> [Records supplied]:

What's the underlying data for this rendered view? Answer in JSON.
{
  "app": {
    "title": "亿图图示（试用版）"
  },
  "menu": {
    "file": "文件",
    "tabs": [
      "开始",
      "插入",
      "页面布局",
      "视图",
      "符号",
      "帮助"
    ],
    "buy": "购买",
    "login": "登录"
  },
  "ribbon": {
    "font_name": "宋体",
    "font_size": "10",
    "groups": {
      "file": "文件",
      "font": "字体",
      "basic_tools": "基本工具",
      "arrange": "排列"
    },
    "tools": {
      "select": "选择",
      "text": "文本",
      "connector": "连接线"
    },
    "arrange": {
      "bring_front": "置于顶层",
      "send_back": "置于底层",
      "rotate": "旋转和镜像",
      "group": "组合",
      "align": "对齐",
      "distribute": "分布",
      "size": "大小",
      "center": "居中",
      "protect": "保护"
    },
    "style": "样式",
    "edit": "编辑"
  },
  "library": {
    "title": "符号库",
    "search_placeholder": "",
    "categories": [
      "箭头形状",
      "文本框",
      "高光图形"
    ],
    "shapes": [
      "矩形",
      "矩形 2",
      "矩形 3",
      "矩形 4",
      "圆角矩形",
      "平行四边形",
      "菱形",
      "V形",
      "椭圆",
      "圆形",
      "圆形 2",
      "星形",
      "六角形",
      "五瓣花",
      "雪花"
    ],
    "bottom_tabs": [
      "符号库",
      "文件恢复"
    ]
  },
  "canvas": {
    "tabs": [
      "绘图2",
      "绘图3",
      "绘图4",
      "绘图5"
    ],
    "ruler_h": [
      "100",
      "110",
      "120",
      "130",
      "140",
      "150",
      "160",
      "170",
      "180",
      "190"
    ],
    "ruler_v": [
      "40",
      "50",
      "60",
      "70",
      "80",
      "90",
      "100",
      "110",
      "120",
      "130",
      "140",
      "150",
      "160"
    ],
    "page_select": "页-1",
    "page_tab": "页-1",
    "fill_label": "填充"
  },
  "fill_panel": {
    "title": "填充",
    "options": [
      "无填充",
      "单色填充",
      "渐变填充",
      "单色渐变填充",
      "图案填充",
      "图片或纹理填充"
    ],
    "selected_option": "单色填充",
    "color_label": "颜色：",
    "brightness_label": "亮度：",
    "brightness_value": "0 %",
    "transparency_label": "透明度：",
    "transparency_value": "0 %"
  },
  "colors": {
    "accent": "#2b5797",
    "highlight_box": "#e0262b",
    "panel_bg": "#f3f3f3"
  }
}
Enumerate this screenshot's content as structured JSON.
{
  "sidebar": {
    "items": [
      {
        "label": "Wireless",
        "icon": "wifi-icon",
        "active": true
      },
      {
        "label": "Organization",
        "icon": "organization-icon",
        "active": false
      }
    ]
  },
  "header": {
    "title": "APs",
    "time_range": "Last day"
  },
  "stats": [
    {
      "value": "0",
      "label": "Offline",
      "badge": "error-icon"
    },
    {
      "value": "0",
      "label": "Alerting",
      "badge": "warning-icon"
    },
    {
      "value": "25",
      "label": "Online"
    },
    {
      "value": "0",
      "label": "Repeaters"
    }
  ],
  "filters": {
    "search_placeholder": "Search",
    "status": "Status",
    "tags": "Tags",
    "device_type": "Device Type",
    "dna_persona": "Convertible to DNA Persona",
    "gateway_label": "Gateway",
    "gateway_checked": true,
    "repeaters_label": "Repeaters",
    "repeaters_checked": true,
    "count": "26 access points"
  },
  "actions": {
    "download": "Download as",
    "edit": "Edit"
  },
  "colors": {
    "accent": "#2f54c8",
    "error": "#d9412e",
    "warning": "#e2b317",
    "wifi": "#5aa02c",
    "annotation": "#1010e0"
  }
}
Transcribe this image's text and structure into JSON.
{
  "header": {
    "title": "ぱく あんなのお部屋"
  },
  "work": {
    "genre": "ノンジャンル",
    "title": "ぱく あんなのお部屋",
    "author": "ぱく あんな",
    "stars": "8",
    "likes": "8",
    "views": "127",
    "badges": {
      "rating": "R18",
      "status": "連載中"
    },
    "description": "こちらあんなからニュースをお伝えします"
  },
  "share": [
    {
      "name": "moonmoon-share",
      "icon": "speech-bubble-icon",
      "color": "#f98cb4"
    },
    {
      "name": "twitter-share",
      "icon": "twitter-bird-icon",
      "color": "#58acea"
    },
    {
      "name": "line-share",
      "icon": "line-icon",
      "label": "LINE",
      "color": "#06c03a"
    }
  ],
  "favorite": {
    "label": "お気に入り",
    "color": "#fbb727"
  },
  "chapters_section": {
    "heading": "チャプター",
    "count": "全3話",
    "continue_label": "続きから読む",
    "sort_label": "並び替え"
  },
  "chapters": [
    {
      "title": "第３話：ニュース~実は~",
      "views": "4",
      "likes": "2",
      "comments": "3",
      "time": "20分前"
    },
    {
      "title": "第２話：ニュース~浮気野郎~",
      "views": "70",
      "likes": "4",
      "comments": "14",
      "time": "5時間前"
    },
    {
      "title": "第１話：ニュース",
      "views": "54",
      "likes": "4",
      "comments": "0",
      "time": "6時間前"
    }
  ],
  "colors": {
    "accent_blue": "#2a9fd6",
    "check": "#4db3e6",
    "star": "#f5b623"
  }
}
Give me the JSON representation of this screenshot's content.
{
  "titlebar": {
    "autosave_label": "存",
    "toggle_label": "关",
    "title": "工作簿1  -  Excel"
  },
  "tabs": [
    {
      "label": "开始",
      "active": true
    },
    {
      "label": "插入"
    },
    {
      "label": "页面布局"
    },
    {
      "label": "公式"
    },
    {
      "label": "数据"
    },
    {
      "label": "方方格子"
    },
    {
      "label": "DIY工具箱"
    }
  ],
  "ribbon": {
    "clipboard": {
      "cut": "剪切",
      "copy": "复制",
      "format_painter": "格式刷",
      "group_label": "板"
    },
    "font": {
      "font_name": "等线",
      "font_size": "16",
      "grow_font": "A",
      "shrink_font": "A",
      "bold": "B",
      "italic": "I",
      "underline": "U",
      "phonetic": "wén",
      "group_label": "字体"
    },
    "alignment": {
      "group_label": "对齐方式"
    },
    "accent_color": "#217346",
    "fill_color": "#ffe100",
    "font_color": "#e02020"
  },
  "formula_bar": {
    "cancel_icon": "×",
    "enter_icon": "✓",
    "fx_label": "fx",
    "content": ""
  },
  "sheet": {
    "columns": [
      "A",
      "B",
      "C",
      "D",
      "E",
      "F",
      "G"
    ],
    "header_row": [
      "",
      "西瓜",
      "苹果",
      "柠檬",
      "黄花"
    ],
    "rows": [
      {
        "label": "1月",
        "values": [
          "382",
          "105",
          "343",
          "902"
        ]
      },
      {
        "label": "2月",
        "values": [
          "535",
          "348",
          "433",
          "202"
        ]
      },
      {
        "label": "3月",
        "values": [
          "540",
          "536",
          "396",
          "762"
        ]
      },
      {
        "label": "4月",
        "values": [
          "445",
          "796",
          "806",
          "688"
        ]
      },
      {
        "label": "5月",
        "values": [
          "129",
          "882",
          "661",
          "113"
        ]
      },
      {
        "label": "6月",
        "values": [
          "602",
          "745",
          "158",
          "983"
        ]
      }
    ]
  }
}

> [Your task]: Type out the entries again, word for word.

> [Complete answer]:
What's the underlying data for this rendered view? Answer in JSON.
{
  "app": {
    "title": "亿图图示（试用版）"
  },
  "menu": {
    "file": "文件",
    "tabs": [
      "开始",
      "插入",
      "页面布局",
      "视图",
      "符号",
      "帮助"
    ],
    "buy": "购买",
    "login": "登录"
  },
  "ribbon": {
    "font_name": "宋体",
    "font_size": "10",
    "groups": {
      "file": "文件",
      "font": "字体",
      "basic_tools": "基本工具",
      "arrange": "排列"
    },
    "tools": {
      "select": "选择",
      "text": "文本",
      "connector": "连接线"
    },
    "arrange": {
      "bring_front": "置于顶层",
      "send_back": "置于底层",
      "rotate": "旋转和镜像",
      "group": "组合",
      "align": "对齐",
      "distribute": "分布",
      "size": "大小",
      "center": "居中",
      "protect": "保护"
    },
    "style": "样式",
    "edit": "编辑"
  },
  "library": {
    "title": "符号库",
    "search_placeholder": "",
    "categories": [
      "箭头形状",
      "文本框",
      "高光图形"
    ],
    "shapes": [
      "矩形",
      "矩形 2",
      "矩形 3",
      "矩形 4",
      "圆角矩形",
      "平行四边形",
      "菱形",
      "V形",
      "椭圆",
      "圆形",
      "圆形 2",
      "星形",
      "六角形",
      "五瓣花",
      "雪花"
    ],
    "bottom_tabs": [
      "符号库",
      "文件恢复"
    ]
  },
  "canvas": {
    "tabs": [
      "绘图2",
      "绘图3",
      "绘图4",
      "绘图5"
    ],
    "ruler_h": [
      "100",
      "110",
      "120",
      "130",
      "140",
      "150",
      "160",
      "170",
      "180",
      "190"
    ],
    "ruler_v": [
      "40",
      "50",
      "60",
      "70",
      "80",
      "90",
      "100",
      "110",
      "120",
      "130",
      "140",
      "150",
      "160"
    ],
    "page_select": "页-1",
    "page_tab": "页-1",
    "fill_label": "填充"
  },
  "fill_panel": {
    "title": "填充",
    "options": [
      "无填充",
      "单色填充",
      "渐变填充",
      "单色渐变填充",
      "图案填充",
      "图片或纹理填充"
    ],
    "selected_option": "单色填充",
    "color_label": "颜色：",
    "brightness_label": "亮度：",
    "brightness_value": "0 %",
    "transparency_label": "透明度：",
    "transparency_value": "0 %"
  },
  "colors": {
    "accent": "#2b5797",
    "highlight_box": "#e0262b",
    "panel_bg": "#f3f3f3"
  }
}
Enumerate this screenshot's content as structured JSON.
{
  "sidebar": {
    "items": [
      {
        "label": "Wireless",
        "icon": "wifi-icon",
        "active": true
      },
      {
        "label": "Organization",
        "icon": "organization-icon",
        "active": false
      }
    ]
  },
  "header": {
    "title": "APs",
    "time_range": "Last day"
  },
  "stats": [
    {
      "value": "0",
      "label": "Offline",
      "badge": "error-icon"
    },
    {
      "value": "0",
      "label": "Alerting",
      "badge": "warning-icon"
    },
    {
      "value": "25",
      "label": "Online"
    },
    {
      "value": "0",
      "label": "Repeaters"
    }
  ],
  "filters": {
    "search_placeholder": "Search",
    "status": "Status",
    "tags": "Tags",
    "device_type": "Device Type",
    "dna_persona": "Convertible to DNA Persona",
    "gateway_label": "Gateway",
    "gateway_checked": true,
    "repeaters_label": "Repeaters",
    "repeaters_checked": true,
    "count": "26 access points"
  },
  "actions": {
    "download": "Download as",
    "edit": "Edit"
  },
  "colors": {
    "accent": "#2f54c8",
    "error": "#d9412e",
    "warning": "#e2b317",
    "wifi": "#5aa02c",
    "annotation": "#1010e0"
  }
}
Transcribe this image's text and structure into JSON.
{
  "header": {
    "title": "ぱく あんなのお部屋"
  },
  "work": {
    "genre": "ノンジャンル",
    "title": "ぱく あんなのお部屋",
    "author": "ぱく あんな",
    "stars": "8",
    "likes": "8",
    "views": "127",
    "badges": {
      "rating": "R18",
      "status": "連載中"
    },
    "description": "こちらあんなからニュースをお伝えします"
  },
  "share": [
    {
      "name": "moonmoon-share",
      "icon": "speech-bubble-icon",
      "color": "#f98cb4"
    },
    {
      "name": "twitter-share",
      "icon": "twitter-bird-icon",
      "color": "#58acea"
    },
    {
      "name": "line-share",
      "icon": "line-icon",
      "label": "LINE",
      "color": "#06c03a"
    }
  ],
  "favorite": {
    "label": "お気に入り",
    "color": "#fbb727"
  },
  "chapters_section": {
    "heading": "チャプター",
    "count": "全3話",
    "continue_label": "続きから読む",
    "sort_label": "並び替え"
  },
  "chapters": [
    {
      "title": "第３話：ニュース~実は~",
      "views": "4",
      "likes": "2",
      "comments": "3",
      "time": "20分前"
    },
    {
      "title": "第２話：ニュース~浮気野郎~",
      "views": "70",
      "likes": "4",
      "comments": "14",
      "time": "5時間前"
    },
    {
      "title": "第１話：ニュース",
      "views": "54",
      "likes": "4",
      "comments": "0",
      "time": "6時間前"
    }
  ],
  "colors": {
    "accent_blue": "#2a9fd6",
    "check": "#4db3e6",
    "star": "#f5b623"
  }
}
Give me the JSON representation of this screenshot's content.
{
  "titlebar": {
    "autosave_label": "存",
    "toggle_label": "关",
    "title": "工作簿1  -  Excel"
  },
  "tabs": [
    {
      "label": "开始",
      "active": true
    },
    {
      "label": "插入"
    },
    {
      "label": "页面布局"
    },
    {
      "label": "公式"
    },
    {
      "label": "数据"
    },
    {
      "label": "方方格子"
    },
    {
      "label": "DIY工具箱"
    }
  ],
  "ribbon": {
    "clipboard": {
      "cut": "剪切",
      "copy": "复制",
      "format_painter": "格式刷",
      "group_label": "板"
    },
    "font": {
      "font_name": "等线",
      "font_size": "16",
      "grow_font": "A",
      "shrink_font": "A",
      "bold": "B",
      "italic": "I",
      "underline": "U",
      "phonetic": "wén",
      "group_label": "字体"
    },
    "alignment": {
      "group_label": "对齐方式"
    },
    "accent_color": "#217346",
    "fill_color": "#ffe100",
    "font_color": "#e02020"
  },
  "formula_bar": {
    "cancel_icon": "×",
    "enter_icon": "✓",
    "fx_label": "fx",
    "content": ""
  },
  "sheet": {
    "columns": [
      "A",
      "B",
      "C",
      "D",
      "E",
      "F",
      "G"
    ],
    "header_row": [
      "",
      "西瓜",
      "苹果",
      "柠檬",
      "黄花"
    ],
    "rows": [
      {
        "label": "1月",
        "values": [
          "382",
          "105",
          "343",
          "902"
        ]
      },
      {
        "label": "2月",
        "values": [
          "535",
          "348",
          "433",
          "202"
        ]
      },
      {
        "label": "3月",
        "values": [
          "540",
          "536",
          "396",
          "762"
        ]
      },
      {
        "label": "4月",
        "values": [
          "445",
          "796",
          "806",
          "688"
        ]
      },
      {
        "label": "5月",
        "values": [
          "129",
          "882",
          "661",
          "113"
        ]
      },
      {
        "label": "6月",
        "values": [
          "602",
          "745",
          "158",
          "983"
        ]
      }
    ]
  }
}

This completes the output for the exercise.